Entries taken from a collection:
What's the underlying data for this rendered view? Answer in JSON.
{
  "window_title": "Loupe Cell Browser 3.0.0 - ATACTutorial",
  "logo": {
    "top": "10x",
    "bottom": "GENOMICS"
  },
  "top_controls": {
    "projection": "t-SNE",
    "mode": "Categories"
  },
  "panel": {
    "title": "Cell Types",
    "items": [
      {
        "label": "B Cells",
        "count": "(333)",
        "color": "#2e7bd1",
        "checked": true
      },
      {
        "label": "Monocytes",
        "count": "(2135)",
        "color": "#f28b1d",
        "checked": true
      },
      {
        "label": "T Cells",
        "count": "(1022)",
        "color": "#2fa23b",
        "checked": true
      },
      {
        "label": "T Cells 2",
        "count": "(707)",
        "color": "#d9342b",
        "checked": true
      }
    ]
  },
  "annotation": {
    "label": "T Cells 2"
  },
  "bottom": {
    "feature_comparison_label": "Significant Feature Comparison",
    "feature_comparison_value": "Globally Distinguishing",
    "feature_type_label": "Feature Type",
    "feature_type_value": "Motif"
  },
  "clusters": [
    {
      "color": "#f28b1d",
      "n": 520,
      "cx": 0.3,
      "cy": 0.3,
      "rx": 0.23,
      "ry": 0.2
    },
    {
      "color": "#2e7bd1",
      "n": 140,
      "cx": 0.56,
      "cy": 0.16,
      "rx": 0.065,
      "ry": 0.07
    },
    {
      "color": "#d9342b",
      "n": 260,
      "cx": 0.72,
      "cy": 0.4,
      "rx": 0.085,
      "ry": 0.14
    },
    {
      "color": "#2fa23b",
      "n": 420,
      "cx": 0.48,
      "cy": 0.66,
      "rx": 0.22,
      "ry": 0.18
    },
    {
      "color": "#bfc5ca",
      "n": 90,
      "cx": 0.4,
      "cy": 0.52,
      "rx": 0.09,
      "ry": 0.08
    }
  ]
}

**Problem**
Quote the data above in full, changing nothing.

**Answer for this exercise**
What's the underlying data for this rendered view? Answer in JSON.
{
  "window_title": "Loupe Cell Browser 3.0.0 - ATACTutorial",
  "logo": {
    "top": "10x",
    "bottom": "GENOMICS"
  },
  "top_controls": {
    "projection": "t-SNE",
    "mode": "Categories"
  },
  "panel": {
    "title": "Cell Types",
    "items": [
      {
        "label": "B Cells",
        "count": "(333)",
        "color": "#2e7bd1",
        "checked": true
      },
      {
        "label": "Monocytes",
        "count": "(2135)",
        "color": "#f28b1d",
        "checked": true
      },
      {
        "label": "T Cells",
        "count": "(1022)",
        "color": "#2fa23b",
        "checked": true
      },
      {
        "label": "T Cells 2",
        "count": "(707)",
        "color": "#d9342b",
        "checked": true
      }
    ]
  },
  "annotation": {
    "label": "T Cells 2"
  },
  "bottom": {
    "feature_comparison_label": "Significant Feature Comparison",
    "feature_comparison_value": "Globally Distinguishing",
    "feature_type_label": "Feature Type",
    "feature_type_value": "Motif"
  },
  "clusters": [
    {
      "color": "#f28b1d",
      "n": 520,
      "cx": 0.3,
      "cy": 0.3,
      "rx": 0.23,
      "ry": 0.2
    },
    {
      "color": "#2e7bd1",
      "n": 140,
      "cx": 0.56,
      "cy": 0.16,
      "rx": 0.065,
      "ry": 0.07
    },
    {
      "color": "#d9342b",
      "n": 260,
      "cx": 0.72,
      "cy": 0.4,
      "rx": 0.085,
      "ry": 0.14
    },
    {
      "color": "#2fa23b",
      "n": 420,
      "cx": 0.48,
      "cy": 0.66,
      "rx": 0.22,
      "ry": 0.18
    },
    {
      "color": "#bfc5ca",
      "n": 90,
      "cx": 0.4,
      "cy": 0.52,
      "rx": 0.09,
      "ry": 0.08
    }
  ]
}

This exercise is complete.